■ **Objective**
Copy out every line in the entries below that includes "ออกตามความในพระราชบ".

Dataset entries
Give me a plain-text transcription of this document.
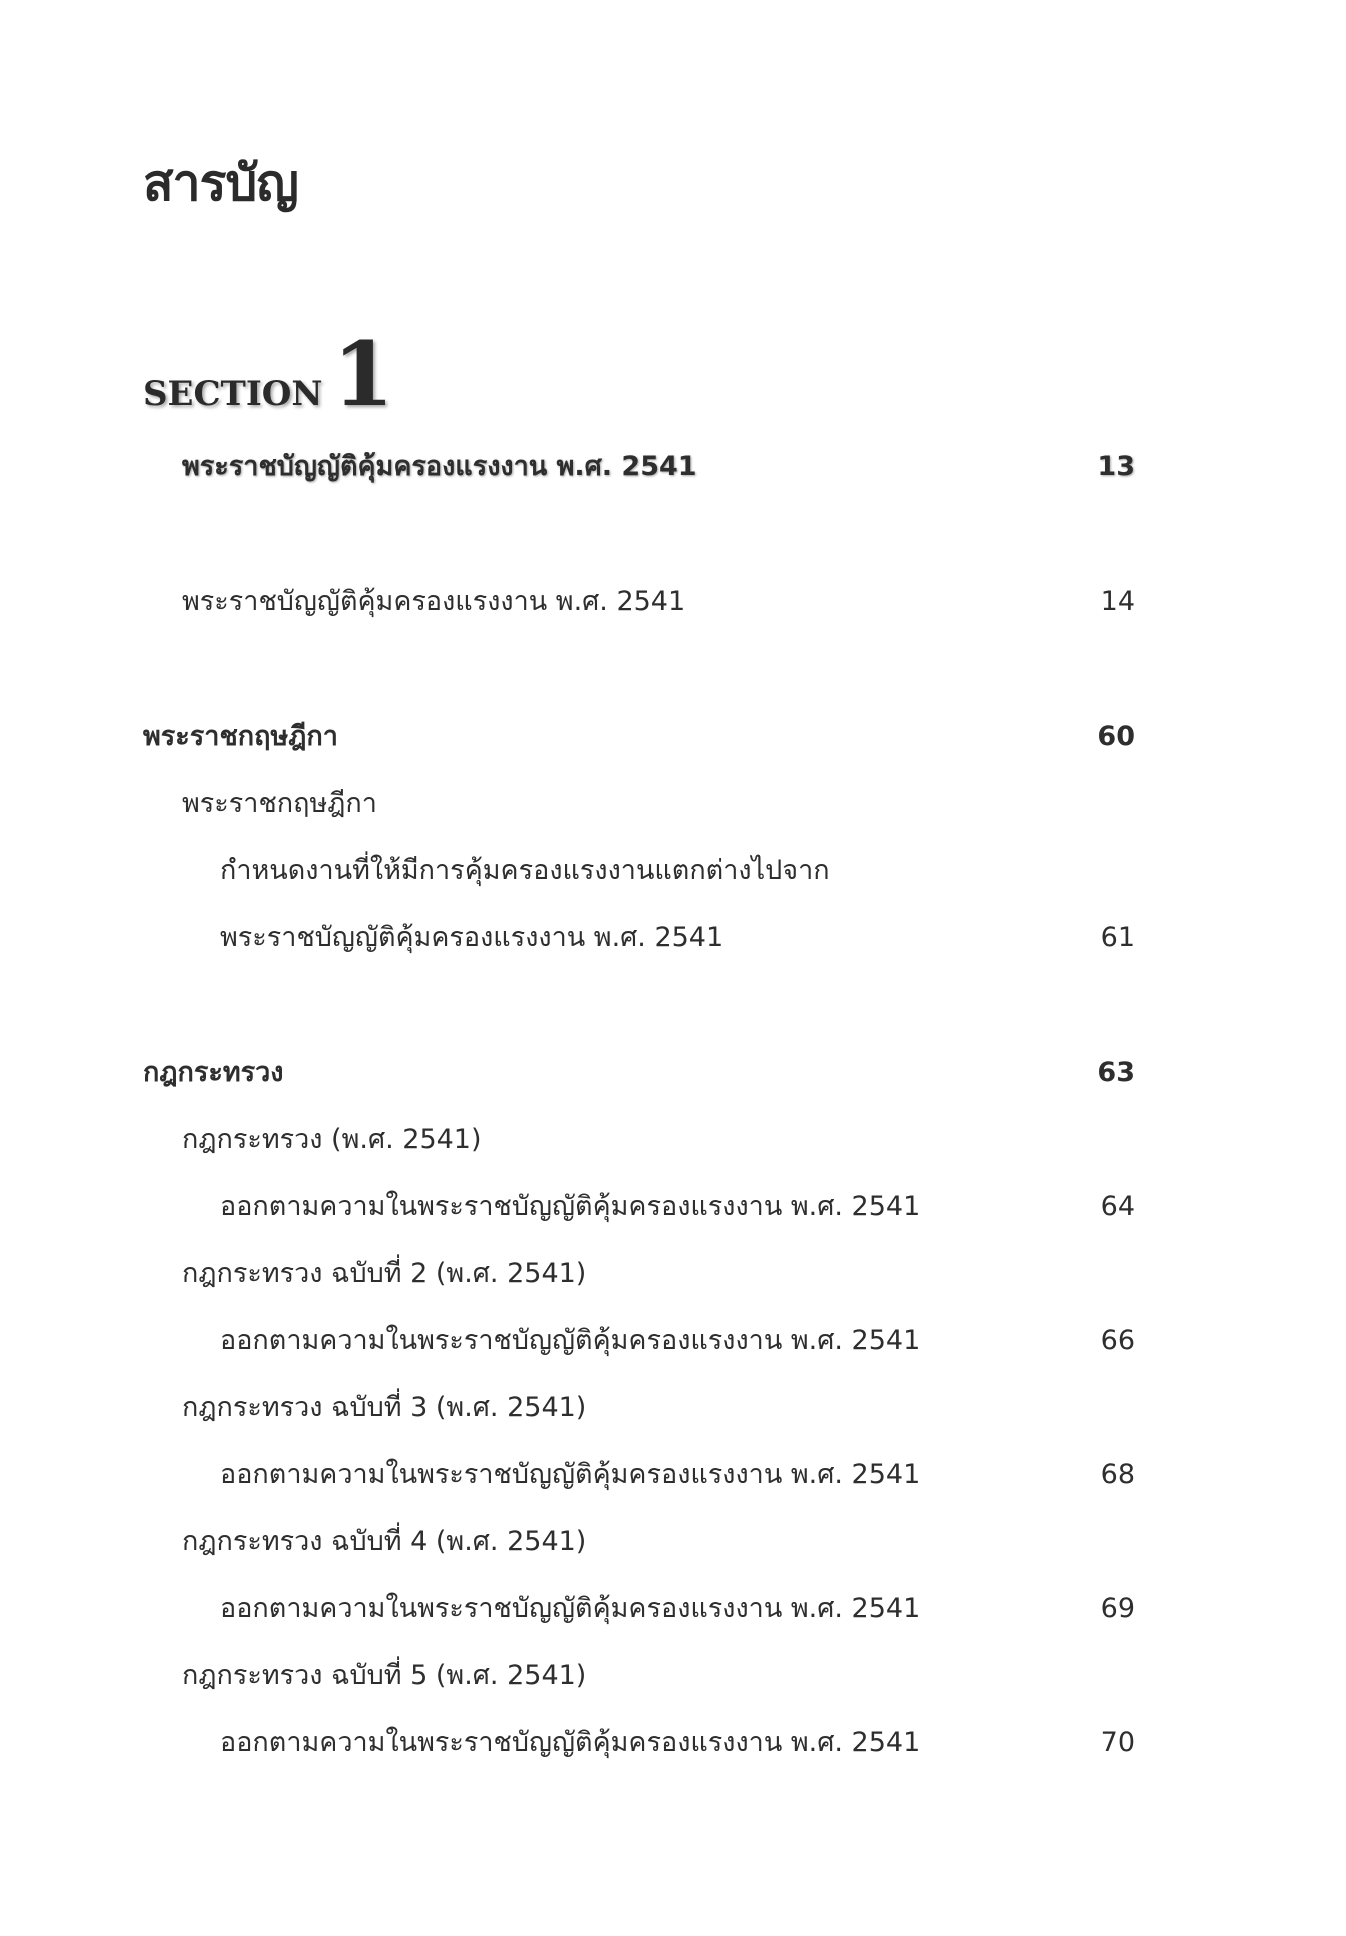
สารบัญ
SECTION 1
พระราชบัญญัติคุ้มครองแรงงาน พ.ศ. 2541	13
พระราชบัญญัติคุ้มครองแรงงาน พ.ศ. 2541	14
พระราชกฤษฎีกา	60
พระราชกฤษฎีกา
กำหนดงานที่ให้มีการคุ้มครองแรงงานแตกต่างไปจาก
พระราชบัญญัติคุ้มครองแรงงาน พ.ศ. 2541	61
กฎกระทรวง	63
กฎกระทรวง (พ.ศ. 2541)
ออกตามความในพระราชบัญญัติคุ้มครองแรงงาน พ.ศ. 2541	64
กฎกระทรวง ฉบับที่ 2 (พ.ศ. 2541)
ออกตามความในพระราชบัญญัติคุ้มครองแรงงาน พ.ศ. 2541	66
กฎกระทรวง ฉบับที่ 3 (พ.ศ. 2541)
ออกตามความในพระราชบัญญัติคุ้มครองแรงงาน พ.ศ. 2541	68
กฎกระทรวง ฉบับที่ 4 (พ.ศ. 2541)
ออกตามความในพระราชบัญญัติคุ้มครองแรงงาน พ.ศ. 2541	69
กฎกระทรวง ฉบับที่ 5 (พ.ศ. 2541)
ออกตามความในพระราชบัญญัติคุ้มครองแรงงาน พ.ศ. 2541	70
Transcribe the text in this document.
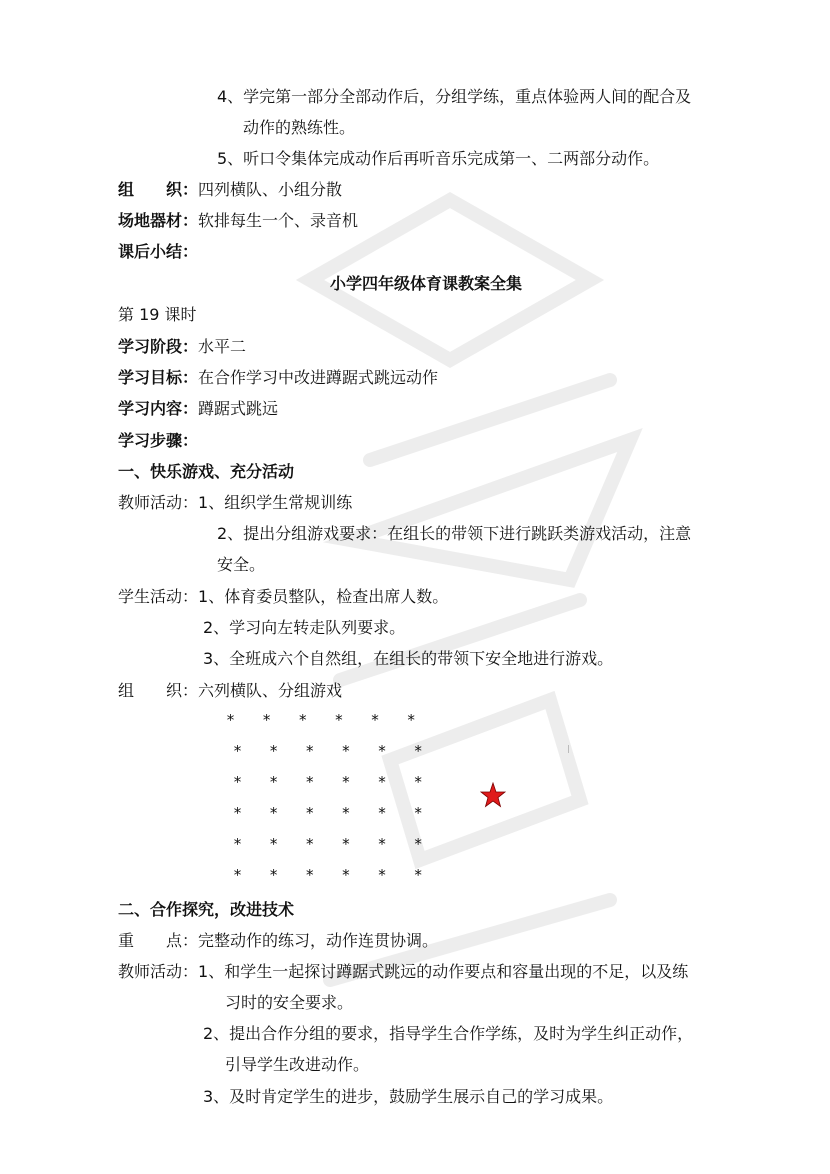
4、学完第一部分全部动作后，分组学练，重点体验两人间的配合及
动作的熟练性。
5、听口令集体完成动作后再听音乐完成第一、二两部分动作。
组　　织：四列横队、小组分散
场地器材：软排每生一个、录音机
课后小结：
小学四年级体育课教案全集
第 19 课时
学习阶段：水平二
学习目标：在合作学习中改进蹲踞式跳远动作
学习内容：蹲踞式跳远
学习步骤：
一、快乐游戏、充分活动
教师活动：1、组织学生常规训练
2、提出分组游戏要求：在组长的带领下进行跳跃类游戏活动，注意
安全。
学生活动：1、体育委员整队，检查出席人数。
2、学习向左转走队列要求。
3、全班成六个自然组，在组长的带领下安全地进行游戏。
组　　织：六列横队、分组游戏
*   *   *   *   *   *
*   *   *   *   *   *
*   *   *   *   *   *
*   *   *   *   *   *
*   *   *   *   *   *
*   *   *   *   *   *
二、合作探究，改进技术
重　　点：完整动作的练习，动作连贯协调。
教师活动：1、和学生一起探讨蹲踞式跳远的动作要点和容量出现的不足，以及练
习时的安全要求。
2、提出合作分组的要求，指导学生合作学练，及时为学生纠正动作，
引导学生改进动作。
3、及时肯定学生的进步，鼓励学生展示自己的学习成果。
* * *
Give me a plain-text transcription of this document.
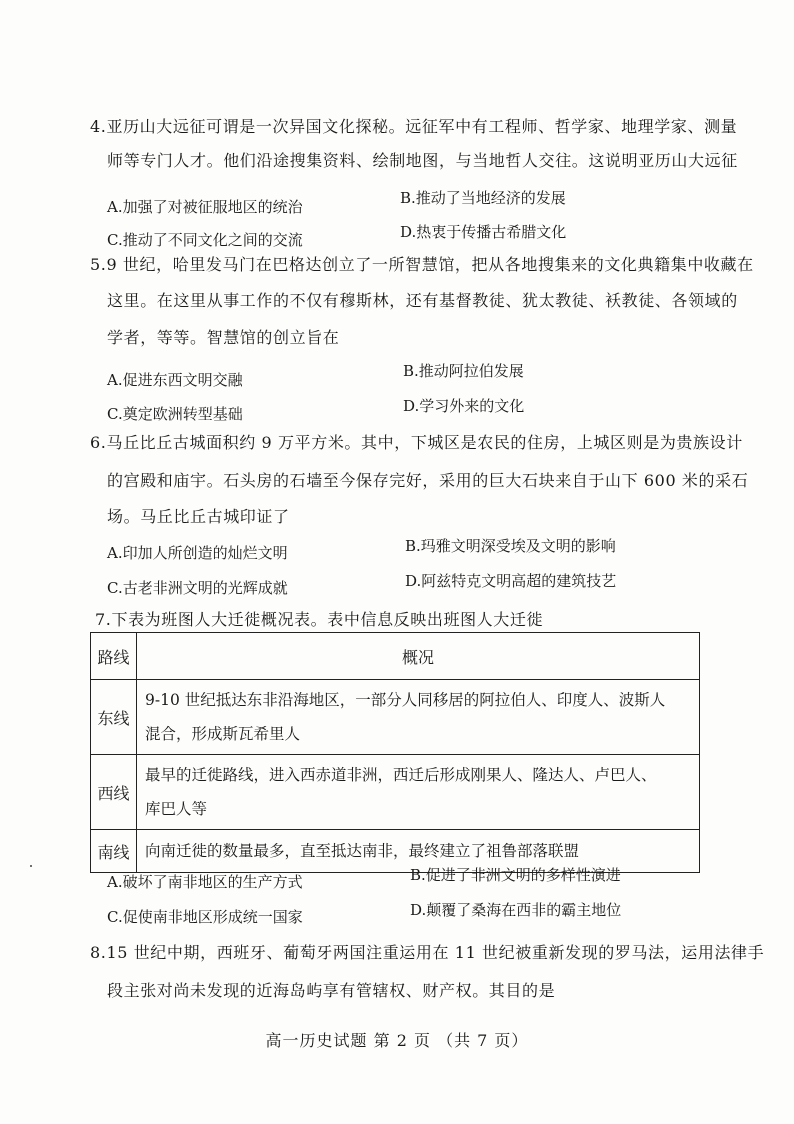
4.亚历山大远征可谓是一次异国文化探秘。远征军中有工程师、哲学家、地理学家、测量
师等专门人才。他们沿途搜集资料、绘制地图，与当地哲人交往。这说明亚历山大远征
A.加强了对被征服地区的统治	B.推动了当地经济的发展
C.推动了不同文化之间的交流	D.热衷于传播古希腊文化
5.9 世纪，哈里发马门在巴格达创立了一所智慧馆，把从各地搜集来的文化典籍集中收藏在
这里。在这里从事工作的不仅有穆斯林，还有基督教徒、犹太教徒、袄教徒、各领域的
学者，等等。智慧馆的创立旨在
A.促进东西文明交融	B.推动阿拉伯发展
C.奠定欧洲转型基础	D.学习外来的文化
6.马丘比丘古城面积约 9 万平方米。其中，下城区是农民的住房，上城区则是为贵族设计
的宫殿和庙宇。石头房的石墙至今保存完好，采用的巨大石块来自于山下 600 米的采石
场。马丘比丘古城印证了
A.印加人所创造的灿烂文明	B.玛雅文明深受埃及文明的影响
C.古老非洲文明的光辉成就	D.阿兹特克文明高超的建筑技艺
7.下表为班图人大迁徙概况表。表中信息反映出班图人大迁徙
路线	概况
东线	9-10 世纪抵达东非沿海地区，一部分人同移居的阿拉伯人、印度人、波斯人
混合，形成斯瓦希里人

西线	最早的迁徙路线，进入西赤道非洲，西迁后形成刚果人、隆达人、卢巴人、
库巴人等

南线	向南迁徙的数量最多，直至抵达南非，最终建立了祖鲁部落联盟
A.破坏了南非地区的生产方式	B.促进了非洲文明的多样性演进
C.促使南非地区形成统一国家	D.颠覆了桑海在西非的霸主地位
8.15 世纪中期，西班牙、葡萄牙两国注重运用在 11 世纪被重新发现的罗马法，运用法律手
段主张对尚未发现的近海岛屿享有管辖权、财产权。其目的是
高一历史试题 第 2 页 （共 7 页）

■ **Answer to this exercise**
ออกตามความในพระราชบัญญัติคุ้มครองแรงงาน พ.ศ. 2541	64
ออกตามความในพระราชบัญญัติคุ้มครองแรงงาน พ.ศ. 2541	66
ออกตามความในพระราชบัญญัติคุ้มครองแรงงาน พ.ศ. 2541	68
ออกตามความในพระราชบัญญัติคุ้มครองแรงงาน พ.ศ. 2541	69
ออกตามความในพระราชบัญญัติคุ้มครองแรงงาน พ.ศ. 2541	70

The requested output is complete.